Stated exercise: Each line below either holds the string "clearly" or doesn't. Count those that do and give only the number.
>> Start
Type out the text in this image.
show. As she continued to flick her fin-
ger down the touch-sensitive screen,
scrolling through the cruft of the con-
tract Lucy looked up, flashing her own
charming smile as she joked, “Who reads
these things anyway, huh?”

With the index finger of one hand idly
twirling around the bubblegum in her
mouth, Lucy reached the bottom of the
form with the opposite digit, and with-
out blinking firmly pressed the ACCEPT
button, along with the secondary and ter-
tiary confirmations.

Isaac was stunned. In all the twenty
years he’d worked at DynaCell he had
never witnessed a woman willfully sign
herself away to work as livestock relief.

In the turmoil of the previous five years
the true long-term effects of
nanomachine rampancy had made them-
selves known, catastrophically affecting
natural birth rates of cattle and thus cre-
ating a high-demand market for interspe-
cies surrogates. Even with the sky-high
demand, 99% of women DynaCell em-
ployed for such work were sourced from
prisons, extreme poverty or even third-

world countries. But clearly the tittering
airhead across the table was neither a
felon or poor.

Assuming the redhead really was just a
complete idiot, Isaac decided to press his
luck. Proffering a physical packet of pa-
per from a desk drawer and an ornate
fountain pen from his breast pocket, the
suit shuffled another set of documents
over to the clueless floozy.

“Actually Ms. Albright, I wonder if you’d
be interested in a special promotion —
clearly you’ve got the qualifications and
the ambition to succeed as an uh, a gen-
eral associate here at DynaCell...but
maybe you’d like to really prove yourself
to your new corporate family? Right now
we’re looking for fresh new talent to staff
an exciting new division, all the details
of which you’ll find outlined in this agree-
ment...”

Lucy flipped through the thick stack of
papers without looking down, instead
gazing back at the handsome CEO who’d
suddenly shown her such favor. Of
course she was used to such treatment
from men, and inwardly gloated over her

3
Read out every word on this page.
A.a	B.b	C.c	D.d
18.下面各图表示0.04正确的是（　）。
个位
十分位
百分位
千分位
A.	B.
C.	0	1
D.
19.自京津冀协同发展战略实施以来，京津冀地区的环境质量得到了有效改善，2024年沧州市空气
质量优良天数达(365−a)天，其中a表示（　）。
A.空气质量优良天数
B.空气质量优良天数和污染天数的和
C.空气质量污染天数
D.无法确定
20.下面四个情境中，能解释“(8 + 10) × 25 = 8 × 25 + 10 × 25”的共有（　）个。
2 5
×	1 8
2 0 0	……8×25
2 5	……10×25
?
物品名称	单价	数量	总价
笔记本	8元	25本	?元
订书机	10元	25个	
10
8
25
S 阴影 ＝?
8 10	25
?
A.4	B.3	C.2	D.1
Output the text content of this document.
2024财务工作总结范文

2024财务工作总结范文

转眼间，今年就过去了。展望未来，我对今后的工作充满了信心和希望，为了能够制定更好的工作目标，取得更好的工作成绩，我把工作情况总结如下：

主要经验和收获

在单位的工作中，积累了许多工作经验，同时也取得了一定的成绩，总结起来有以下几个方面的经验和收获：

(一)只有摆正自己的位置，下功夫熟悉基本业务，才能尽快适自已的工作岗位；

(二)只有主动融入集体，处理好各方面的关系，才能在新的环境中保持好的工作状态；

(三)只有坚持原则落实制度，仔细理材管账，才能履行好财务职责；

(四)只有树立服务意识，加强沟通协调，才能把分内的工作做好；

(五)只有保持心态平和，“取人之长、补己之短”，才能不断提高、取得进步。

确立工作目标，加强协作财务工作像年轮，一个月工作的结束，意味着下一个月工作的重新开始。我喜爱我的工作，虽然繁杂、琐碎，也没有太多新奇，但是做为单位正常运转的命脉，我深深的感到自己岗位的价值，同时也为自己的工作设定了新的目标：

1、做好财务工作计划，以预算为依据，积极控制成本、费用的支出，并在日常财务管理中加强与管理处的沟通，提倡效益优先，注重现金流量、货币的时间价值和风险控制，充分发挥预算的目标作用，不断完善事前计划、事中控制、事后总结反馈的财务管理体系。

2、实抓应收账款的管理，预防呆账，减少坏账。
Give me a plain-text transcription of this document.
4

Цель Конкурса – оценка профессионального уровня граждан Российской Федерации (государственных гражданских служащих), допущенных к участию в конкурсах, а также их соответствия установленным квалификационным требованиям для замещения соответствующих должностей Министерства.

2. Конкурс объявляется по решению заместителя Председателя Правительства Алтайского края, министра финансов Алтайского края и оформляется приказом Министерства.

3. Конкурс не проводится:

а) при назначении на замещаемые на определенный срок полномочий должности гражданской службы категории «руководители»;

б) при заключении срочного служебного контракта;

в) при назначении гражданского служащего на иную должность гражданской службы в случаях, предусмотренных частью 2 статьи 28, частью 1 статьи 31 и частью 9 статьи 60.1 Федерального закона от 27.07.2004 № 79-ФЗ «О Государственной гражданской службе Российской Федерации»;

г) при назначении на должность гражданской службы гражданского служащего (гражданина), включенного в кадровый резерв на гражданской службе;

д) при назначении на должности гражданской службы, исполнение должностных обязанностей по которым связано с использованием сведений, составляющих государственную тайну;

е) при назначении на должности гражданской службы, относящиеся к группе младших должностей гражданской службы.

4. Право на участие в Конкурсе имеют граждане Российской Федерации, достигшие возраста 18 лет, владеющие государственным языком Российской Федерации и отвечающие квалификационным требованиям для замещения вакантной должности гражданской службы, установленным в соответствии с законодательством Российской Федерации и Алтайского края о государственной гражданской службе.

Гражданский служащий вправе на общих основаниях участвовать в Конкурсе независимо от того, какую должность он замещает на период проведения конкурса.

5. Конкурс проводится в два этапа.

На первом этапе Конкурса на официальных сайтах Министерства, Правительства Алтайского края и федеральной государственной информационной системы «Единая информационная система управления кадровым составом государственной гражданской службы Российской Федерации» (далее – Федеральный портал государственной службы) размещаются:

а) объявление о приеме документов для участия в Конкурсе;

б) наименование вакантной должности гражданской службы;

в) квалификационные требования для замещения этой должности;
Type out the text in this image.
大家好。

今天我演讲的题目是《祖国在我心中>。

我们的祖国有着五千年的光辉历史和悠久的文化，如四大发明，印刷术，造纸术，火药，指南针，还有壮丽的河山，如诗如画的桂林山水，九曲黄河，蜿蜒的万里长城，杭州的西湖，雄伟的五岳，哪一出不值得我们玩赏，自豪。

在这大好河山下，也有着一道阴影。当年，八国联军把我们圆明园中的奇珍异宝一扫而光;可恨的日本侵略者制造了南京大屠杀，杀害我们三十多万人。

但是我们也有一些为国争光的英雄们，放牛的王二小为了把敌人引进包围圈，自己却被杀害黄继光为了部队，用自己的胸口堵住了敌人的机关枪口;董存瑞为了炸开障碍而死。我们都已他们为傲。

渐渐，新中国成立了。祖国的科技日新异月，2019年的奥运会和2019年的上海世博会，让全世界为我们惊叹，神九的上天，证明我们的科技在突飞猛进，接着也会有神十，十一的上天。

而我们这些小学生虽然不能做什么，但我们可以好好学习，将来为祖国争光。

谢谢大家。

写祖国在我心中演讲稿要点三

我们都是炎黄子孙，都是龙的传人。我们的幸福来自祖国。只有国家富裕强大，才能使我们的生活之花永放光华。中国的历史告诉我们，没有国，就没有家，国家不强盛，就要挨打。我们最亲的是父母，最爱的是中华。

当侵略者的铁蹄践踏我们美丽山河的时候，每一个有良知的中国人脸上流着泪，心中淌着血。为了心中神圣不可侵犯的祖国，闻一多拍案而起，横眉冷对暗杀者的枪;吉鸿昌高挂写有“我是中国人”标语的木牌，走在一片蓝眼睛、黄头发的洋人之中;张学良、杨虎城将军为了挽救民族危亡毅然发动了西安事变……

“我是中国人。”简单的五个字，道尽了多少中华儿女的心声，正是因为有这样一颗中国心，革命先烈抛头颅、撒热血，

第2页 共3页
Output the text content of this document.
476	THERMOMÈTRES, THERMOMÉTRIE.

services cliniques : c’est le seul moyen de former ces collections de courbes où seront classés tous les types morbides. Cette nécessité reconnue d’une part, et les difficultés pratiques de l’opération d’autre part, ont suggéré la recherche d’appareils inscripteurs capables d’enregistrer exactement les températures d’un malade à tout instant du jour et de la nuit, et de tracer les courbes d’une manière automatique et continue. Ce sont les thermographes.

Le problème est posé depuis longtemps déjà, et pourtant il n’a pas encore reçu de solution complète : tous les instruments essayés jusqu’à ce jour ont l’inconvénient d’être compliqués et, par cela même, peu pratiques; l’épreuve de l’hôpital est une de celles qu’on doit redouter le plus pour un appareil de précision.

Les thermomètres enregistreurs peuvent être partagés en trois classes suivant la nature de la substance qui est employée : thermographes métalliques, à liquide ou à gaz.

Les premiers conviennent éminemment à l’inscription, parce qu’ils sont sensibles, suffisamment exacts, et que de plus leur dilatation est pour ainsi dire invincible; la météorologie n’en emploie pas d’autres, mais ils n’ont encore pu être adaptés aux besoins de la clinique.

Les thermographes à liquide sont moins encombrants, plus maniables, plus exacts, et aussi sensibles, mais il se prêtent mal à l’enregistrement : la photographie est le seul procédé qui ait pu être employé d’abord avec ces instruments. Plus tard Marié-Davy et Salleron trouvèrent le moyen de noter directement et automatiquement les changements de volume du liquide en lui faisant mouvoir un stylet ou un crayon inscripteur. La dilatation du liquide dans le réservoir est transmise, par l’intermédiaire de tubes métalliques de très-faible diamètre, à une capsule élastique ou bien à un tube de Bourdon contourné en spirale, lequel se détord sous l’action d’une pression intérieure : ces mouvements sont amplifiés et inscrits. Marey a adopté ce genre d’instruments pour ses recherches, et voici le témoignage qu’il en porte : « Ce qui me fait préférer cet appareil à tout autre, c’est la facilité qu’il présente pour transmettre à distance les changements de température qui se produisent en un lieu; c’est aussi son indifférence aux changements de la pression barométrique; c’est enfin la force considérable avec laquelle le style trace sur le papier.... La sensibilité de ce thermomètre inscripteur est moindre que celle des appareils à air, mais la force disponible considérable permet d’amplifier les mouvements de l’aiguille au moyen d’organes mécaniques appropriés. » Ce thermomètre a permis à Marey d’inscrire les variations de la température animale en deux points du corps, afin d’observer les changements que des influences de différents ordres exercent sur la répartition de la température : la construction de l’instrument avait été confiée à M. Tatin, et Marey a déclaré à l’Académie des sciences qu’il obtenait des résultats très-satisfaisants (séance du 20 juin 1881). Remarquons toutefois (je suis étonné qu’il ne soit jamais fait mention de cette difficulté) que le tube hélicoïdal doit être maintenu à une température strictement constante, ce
>> End
Written solution: 2